DIRECTION. Scan the lines below for "NEUTRALIZER"; report the number of lines that contain it, and only that.

Stored records

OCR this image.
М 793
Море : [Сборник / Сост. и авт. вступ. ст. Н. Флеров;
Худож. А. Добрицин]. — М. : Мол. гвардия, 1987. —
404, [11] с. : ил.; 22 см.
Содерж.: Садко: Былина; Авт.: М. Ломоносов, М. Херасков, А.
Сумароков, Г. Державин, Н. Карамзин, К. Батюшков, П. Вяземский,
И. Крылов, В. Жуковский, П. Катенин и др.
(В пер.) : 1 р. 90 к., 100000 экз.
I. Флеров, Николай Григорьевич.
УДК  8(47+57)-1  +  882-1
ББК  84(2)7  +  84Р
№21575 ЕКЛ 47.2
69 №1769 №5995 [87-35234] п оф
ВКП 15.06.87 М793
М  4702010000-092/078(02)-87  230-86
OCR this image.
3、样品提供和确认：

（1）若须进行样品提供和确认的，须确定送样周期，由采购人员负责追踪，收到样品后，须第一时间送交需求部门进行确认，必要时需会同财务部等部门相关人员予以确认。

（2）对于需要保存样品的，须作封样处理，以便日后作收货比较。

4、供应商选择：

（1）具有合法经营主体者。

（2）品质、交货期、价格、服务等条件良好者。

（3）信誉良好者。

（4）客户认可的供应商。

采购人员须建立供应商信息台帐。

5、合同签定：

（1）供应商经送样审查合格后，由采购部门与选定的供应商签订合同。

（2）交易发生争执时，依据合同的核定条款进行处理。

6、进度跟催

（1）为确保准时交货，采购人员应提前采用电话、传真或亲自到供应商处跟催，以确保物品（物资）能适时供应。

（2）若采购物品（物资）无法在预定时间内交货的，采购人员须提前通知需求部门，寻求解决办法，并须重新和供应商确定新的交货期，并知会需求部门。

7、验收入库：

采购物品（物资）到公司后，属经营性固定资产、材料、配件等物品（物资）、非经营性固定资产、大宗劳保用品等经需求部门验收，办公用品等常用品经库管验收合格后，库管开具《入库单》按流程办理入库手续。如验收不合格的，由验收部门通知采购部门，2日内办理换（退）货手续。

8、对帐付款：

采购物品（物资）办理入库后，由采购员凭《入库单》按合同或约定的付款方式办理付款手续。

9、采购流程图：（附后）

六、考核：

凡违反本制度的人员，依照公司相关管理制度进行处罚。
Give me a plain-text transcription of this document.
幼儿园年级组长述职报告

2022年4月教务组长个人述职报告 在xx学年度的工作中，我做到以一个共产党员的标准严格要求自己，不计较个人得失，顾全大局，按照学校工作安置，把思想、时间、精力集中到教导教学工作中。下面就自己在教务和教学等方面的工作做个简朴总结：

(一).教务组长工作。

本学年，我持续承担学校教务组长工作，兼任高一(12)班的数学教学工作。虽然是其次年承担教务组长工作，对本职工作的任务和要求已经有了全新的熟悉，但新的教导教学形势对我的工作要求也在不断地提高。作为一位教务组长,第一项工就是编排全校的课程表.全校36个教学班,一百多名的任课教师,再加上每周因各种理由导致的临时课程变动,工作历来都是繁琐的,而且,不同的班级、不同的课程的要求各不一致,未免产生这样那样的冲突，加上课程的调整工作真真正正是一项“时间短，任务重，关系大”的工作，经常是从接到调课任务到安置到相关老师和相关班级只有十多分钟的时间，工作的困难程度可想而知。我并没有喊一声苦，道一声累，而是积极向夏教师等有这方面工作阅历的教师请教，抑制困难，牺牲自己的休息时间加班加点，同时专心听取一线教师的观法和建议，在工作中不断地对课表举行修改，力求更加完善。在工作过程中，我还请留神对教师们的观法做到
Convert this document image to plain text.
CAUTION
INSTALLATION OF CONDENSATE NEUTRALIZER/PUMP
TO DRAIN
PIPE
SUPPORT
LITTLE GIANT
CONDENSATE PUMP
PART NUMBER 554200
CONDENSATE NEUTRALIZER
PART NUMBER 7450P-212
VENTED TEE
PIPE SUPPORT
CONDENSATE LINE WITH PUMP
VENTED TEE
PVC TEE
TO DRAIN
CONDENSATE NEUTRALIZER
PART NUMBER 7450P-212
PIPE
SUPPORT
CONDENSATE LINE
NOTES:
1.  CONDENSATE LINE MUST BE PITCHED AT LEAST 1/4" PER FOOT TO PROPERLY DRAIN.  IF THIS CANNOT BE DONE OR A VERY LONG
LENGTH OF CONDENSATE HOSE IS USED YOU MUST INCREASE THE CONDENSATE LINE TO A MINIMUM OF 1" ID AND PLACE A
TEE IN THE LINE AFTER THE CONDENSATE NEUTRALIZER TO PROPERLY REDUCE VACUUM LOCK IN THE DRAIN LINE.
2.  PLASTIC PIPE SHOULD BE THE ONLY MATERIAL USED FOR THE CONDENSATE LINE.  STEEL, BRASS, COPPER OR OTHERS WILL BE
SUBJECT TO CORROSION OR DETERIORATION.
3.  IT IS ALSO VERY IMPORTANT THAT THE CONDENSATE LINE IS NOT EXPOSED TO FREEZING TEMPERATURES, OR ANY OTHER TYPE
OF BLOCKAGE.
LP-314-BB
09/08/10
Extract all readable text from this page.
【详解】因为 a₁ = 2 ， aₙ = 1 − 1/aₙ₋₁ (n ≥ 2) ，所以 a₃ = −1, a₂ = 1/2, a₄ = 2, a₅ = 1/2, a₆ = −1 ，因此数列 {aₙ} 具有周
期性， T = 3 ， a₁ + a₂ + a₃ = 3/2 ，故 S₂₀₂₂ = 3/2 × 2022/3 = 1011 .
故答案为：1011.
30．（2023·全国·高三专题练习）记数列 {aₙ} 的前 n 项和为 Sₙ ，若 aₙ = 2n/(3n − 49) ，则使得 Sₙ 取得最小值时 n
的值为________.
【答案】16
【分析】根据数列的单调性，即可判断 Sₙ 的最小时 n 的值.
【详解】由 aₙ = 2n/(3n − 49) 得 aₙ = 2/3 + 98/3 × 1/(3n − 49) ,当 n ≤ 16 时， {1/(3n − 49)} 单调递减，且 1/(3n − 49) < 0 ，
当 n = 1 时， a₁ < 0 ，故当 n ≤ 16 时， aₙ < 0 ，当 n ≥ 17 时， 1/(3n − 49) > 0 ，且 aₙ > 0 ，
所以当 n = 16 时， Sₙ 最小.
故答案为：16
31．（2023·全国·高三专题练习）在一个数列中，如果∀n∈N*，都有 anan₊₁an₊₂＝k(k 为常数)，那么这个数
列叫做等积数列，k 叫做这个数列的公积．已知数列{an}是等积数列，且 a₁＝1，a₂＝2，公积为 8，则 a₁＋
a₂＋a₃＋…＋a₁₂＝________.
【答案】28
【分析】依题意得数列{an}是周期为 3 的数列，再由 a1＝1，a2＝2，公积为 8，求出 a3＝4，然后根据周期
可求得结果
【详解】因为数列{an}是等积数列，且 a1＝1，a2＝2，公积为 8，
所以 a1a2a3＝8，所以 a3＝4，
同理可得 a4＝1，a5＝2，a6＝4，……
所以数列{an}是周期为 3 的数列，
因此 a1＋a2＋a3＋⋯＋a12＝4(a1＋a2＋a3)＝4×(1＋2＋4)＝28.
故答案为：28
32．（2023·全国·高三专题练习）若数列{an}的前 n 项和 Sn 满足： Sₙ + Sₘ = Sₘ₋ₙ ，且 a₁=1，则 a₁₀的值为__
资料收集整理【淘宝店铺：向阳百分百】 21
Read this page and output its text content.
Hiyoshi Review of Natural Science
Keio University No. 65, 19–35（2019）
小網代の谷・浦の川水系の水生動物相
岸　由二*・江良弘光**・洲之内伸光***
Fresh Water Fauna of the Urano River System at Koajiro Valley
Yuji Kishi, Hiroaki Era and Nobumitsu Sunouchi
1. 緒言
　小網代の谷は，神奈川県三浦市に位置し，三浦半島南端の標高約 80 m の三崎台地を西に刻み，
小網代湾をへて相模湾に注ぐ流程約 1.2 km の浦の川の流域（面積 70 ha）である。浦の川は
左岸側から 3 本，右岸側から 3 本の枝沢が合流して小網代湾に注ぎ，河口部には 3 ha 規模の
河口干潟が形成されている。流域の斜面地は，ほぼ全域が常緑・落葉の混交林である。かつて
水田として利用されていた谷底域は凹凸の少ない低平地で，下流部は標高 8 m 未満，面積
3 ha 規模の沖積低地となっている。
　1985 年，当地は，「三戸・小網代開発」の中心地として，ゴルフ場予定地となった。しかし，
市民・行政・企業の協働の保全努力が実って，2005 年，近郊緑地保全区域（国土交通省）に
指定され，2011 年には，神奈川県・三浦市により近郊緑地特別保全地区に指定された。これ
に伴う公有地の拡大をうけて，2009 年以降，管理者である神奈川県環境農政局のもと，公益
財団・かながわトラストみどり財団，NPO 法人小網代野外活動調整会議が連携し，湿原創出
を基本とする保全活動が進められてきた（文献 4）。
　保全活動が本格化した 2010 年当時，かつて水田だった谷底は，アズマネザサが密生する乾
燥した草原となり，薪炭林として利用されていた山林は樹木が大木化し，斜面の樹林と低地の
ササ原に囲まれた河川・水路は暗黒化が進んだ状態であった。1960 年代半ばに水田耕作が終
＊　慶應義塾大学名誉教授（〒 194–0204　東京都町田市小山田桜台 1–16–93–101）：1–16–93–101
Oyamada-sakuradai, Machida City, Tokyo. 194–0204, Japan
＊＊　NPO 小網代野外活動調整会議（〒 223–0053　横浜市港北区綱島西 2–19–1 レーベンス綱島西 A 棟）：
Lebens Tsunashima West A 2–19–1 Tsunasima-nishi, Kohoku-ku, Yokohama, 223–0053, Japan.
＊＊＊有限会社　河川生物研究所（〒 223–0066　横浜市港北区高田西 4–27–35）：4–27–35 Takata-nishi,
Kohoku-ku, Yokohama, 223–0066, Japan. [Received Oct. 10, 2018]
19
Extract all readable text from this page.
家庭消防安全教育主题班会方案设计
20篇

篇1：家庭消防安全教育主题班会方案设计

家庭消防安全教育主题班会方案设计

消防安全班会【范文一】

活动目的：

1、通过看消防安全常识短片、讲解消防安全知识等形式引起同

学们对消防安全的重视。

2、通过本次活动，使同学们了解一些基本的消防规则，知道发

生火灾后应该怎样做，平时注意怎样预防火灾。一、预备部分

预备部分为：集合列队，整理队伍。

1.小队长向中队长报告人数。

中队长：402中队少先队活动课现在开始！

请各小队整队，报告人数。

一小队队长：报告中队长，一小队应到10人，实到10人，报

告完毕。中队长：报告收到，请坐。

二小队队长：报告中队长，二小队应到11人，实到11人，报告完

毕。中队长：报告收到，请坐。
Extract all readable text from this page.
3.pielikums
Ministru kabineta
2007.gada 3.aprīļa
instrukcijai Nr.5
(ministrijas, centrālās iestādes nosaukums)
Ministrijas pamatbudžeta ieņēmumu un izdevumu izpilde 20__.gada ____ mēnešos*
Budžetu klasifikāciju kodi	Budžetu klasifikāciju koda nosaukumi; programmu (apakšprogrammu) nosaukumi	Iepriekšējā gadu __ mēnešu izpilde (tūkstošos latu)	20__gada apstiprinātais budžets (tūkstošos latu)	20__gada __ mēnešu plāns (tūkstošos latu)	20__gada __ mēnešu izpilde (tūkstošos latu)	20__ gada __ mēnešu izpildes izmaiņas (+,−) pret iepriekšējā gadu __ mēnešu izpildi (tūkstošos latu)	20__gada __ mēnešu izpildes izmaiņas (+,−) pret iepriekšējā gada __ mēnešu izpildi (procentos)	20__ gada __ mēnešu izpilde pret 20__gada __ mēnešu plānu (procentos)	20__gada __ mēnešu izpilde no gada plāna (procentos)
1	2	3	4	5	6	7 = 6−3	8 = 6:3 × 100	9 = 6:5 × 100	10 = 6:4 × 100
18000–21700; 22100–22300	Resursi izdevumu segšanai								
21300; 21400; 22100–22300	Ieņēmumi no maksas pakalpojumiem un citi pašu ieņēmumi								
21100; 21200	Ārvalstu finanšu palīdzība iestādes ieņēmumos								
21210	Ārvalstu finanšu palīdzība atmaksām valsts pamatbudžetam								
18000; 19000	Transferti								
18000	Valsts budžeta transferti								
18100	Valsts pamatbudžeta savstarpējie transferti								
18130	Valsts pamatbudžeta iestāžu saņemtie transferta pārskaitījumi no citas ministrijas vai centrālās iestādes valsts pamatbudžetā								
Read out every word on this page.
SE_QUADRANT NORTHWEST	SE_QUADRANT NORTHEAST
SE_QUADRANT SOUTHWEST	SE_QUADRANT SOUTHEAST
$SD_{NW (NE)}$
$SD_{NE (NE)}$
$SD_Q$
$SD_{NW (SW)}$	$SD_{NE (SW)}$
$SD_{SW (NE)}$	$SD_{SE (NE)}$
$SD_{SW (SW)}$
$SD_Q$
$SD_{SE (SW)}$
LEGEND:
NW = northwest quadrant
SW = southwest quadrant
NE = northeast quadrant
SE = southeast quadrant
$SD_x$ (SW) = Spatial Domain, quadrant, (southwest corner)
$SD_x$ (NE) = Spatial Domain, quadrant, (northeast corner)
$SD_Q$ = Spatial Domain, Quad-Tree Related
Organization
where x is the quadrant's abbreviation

FINISHED ANSWER. 4